» **Records shown**
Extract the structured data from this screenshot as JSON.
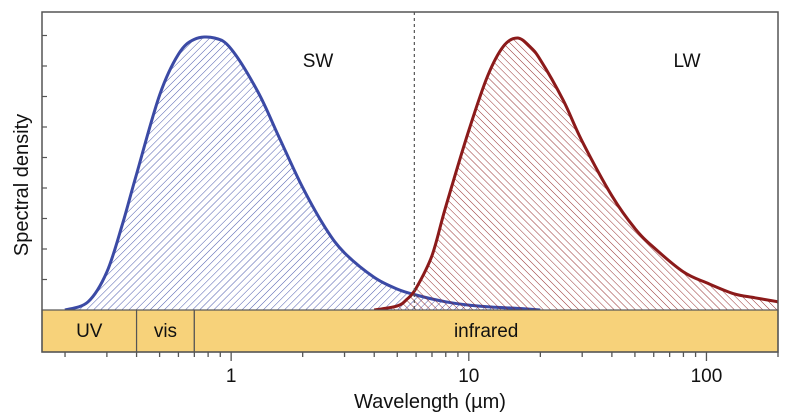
{
  "chart_data": {
    "type": "area",
    "xlabel": "Wavelength (µm)",
    "ylabel": "Spectral density",
    "xscale": "log",
    "xlim": [
      0.16,
      200
    ],
    "ylim": [
      0,
      1
    ],
    "xticks": [
      1,
      10,
      100
    ],
    "xtick_labels": [
      "1",
      "10",
      "100"
    ],
    "grid": false,
    "divider_x": 5.9,
    "series": [
      {
        "name": "SW",
        "color": "#3b4aa5",
        "hatch": "forward-diagonal",
        "x": [
          0.2,
          0.25,
          0.3,
          0.35,
          0.4,
          0.5,
          0.6,
          0.7,
          0.85,
          1.0,
          1.3,
          1.6,
          2.0,
          2.5,
          3.0,
          4.0,
          5.0,
          6.0,
          8.0,
          10.0,
          13.0,
          16.0,
          20.0
        ],
        "values": [
          0.0,
          0.03,
          0.14,
          0.32,
          0.5,
          0.79,
          0.94,
          0.995,
          1.0,
          0.96,
          0.8,
          0.63,
          0.45,
          0.3,
          0.21,
          0.12,
          0.077,
          0.055,
          0.03,
          0.018,
          0.01,
          0.006,
          0.0
        ]
      },
      {
        "name": "LW",
        "color": "#8b1a1a",
        "hatch": "back-diagonal",
        "x": [
          4.0,
          5.0,
          5.5,
          6.0,
          7.0,
          8.0,
          10.0,
          12.0,
          14.0,
          16.0,
          18.0,
          20.0,
          25.0,
          30.0,
          40.0,
          50.0,
          60.0,
          80.0,
          100.0,
          130.0,
          160.0,
          200.0
        ],
        "values": [
          0.0,
          0.015,
          0.04,
          0.08,
          0.2,
          0.38,
          0.66,
          0.86,
          0.97,
          1.0,
          0.97,
          0.92,
          0.77,
          0.62,
          0.42,
          0.3,
          0.23,
          0.14,
          0.1,
          0.06,
          0.045,
          0.03
        ]
      }
    ],
    "spectrum_bands": [
      {
        "label": "UV",
        "from": 0.16,
        "to": 0.4
      },
      {
        "label": "vis",
        "from": 0.4,
        "to": 0.7
      },
      {
        "label": "infrared",
        "from": 0.7,
        "to": 200
      }
    ],
    "band_color": "#f7d27a"
  }
}
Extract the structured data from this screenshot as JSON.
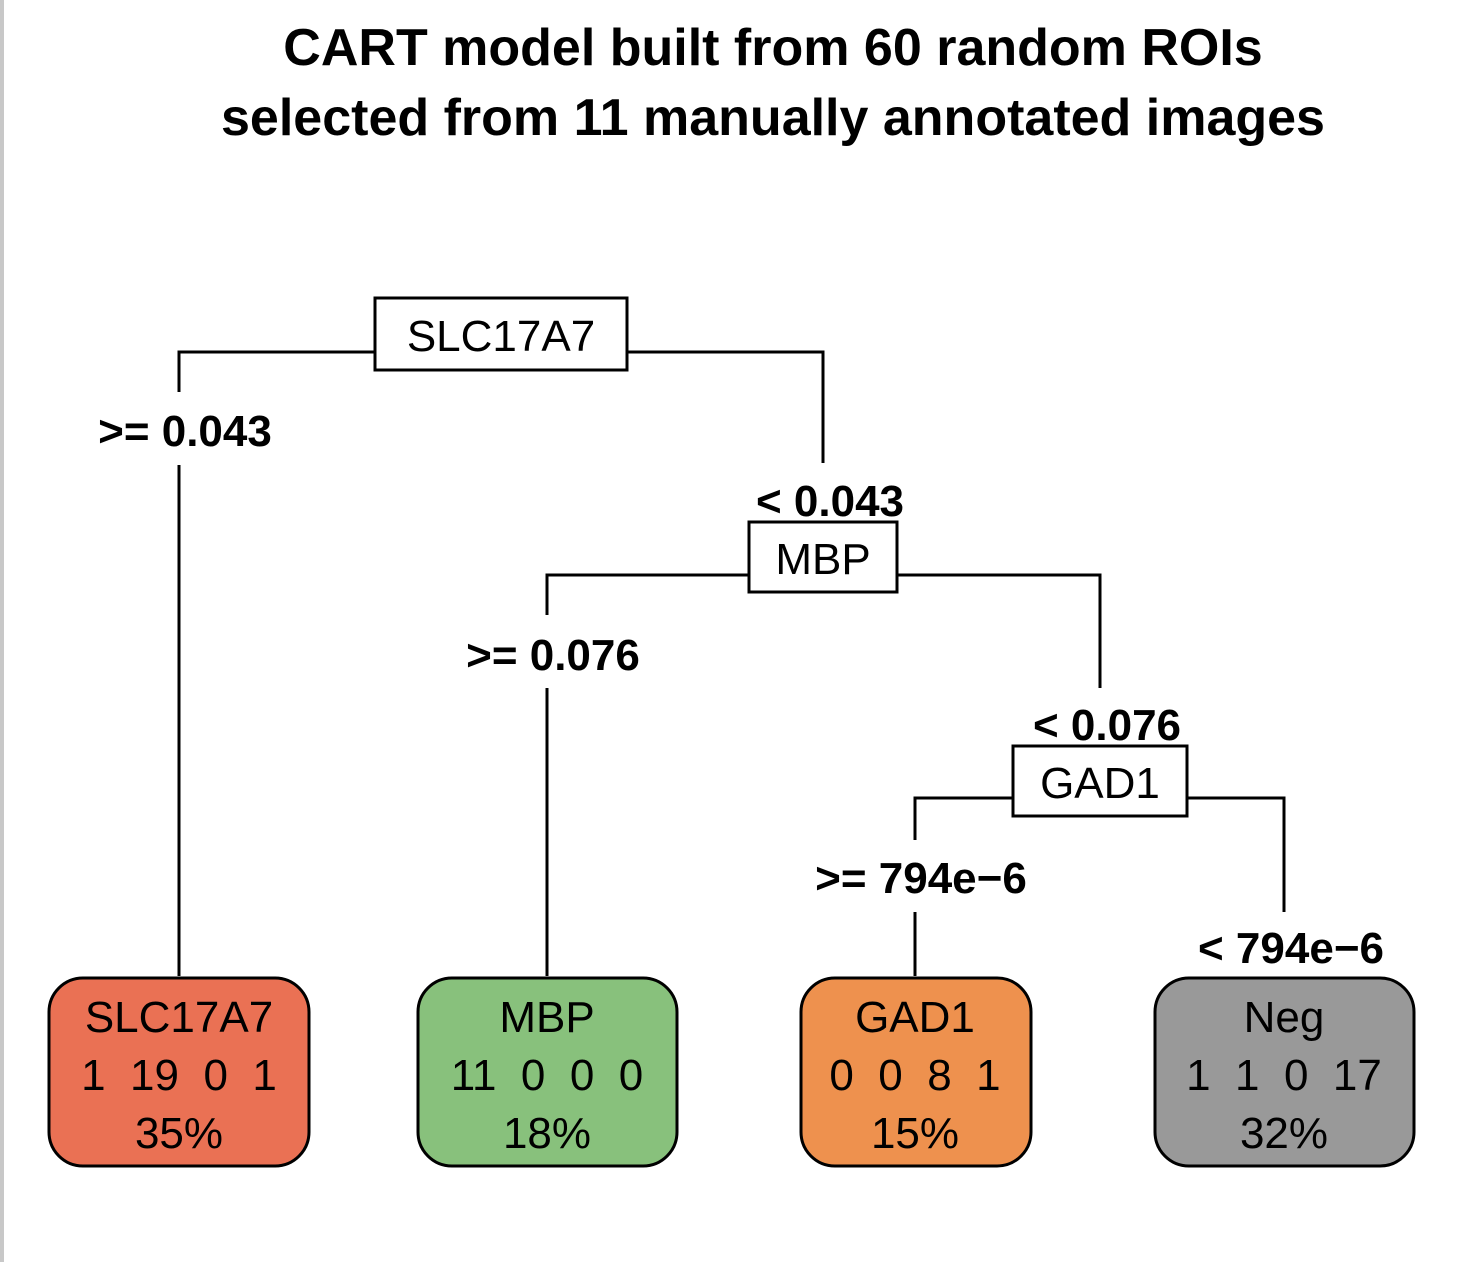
{
  "title": {
    "line1": "CART model built from 60 random ROIs",
    "line2": "selected from 11 manually annotated images"
  },
  "splits": [
    {
      "id": "root",
      "label": "SLC17A7"
    },
    {
      "id": "mbp",
      "label": "MBP"
    },
    {
      "id": "gad1",
      "label": "GAD1"
    }
  ],
  "edges": {
    "root_left": ">= 0.043",
    "root_right": "< 0.043",
    "mbp_left": ">= 0.076",
    "mbp_right": "< 0.076",
    "gad1_left": ">= 794e−6",
    "gad1_right": "< 794e−6"
  },
  "leaves": [
    {
      "class": "SLC17A7",
      "counts": [
        "1",
        "19",
        "0",
        "1"
      ],
      "percent": "35%",
      "color": "#ea7154"
    },
    {
      "class": "MBP",
      "counts": [
        "11",
        "0",
        "0",
        "0"
      ],
      "percent": "18%",
      "color": "#88c17c"
    },
    {
      "class": "GAD1",
      "counts": [
        "0",
        "0",
        "8",
        "1"
      ],
      "percent": "15%",
      "color": "#ee914e"
    },
    {
      "class": "Neg",
      "counts": [
        "1",
        "1",
        "0",
        "17"
      ],
      "percent": "32%",
      "color": "#999999"
    }
  ]
}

» **Do this**
Transcribe all of the entries word for word, but skip any pictures they contain.

» **Complete response**
Extract the structured data from this screenshot as JSON.
{
  "chart_data": {
    "type": "area",
    "xlabel": "Wavelength (µm)",
    "ylabel": "Spectral density",
    "xscale": "log",
    "xlim": [
      0.16,
      200
    ],
    "ylim": [
      0,
      1
    ],
    "xticks": [
      1,
      10,
      100
    ],
    "xtick_labels": [
      "1",
      "10",
      "100"
    ],
    "grid": false,
    "divider_x": 5.9,
    "series": [
      {
        "name": "SW",
        "color": "#3b4aa5",
        "hatch": "forward-diagonal",
        "x": [
          0.2,
          0.25,
          0.3,
          0.35,
          0.4,
          0.5,
          0.6,
          0.7,
          0.85,
          1.0,
          1.3,
          1.6,
          2.0,
          2.5,
          3.0,
          4.0,
          5.0,
          6.0,
          8.0,
          10.0,
          13.0,
          16.0,
          20.0
        ],
        "values": [
          0.0,
          0.03,
          0.14,
          0.32,
          0.5,
          0.79,
          0.94,
          0.995,
          1.0,
          0.96,
          0.8,
          0.63,
          0.45,
          0.3,
          0.21,
          0.12,
          0.077,
          0.055,
          0.03,
          0.018,
          0.01,
          0.006,
          0.0
        ]
      },
      {
        "name": "LW",
        "color": "#8b1a1a",
        "hatch": "back-diagonal",
        "x": [
          4.0,
          5.0,
          5.5,
          6.0,
          7.0,
          8.0,
          10.0,
          12.0,
          14.0,
          16.0,
          18.0,
          20.0,
          25.0,
          30.0,
          40.0,
          50.0,
          60.0,
          80.0,
          100.0,
          130.0,
          160.0,
          200.0
        ],
        "values": [
          0.0,
          0.015,
          0.04,
          0.08,
          0.2,
          0.38,
          0.66,
          0.86,
          0.97,
          1.0,
          0.97,
          0.92,
          0.77,
          0.62,
          0.42,
          0.3,
          0.23,
          0.14,
          0.1,
          0.06,
          0.045,
          0.03
        ]
      }
    ],
    "spectrum_bands": [
      {
        "label": "UV",
        "from": 0.16,
        "to": 0.4
      },
      {
        "label": "vis",
        "from": 0.4,
        "to": 0.7
      },
      {
        "label": "infrared",
        "from": 0.7,
        "to": 200
      }
    ],
    "band_color": "#f7d27a"
  }
}
Extract the structured data from this screenshot as JSON.
{
  "title": {
    "line1": "CART model built from 60 random ROIs",
    "line2": "selected from 11 manually annotated images"
  },
  "splits": [
    {
      "id": "root",
      "label": "SLC17A7"
    },
    {
      "id": "mbp",
      "label": "MBP"
    },
    {
      "id": "gad1",
      "label": "GAD1"
    }
  ],
  "edges": {
    "root_left": ">= 0.043",
    "root_right": "< 0.043",
    "mbp_left": ">= 0.076",
    "mbp_right": "< 0.076",
    "gad1_left": ">= 794e−6",
    "gad1_right": "< 794e−6"
  },
  "leaves": [
    {
      "class": "SLC17A7",
      "counts": [
        "1",
        "19",
        "0",
        "1"
      ],
      "percent": "35%",
      "color": "#ea7154"
    },
    {
      "class": "MBP",
      "counts": [
        "11",
        "0",
        "0",
        "0"
      ],
      "percent": "18%",
      "color": "#88c17c"
    },
    {
      "class": "GAD1",
      "counts": [
        "0",
        "0",
        "8",
        "1"
      ],
      "percent": "15%",
      "color": "#ee914e"
    },
    {
      "class": "Neg",
      "counts": [
        "1",
        "1",
        "0",
        "17"
      ],
      "percent": "32%",
      "color": "#999999"
    }
  ]
}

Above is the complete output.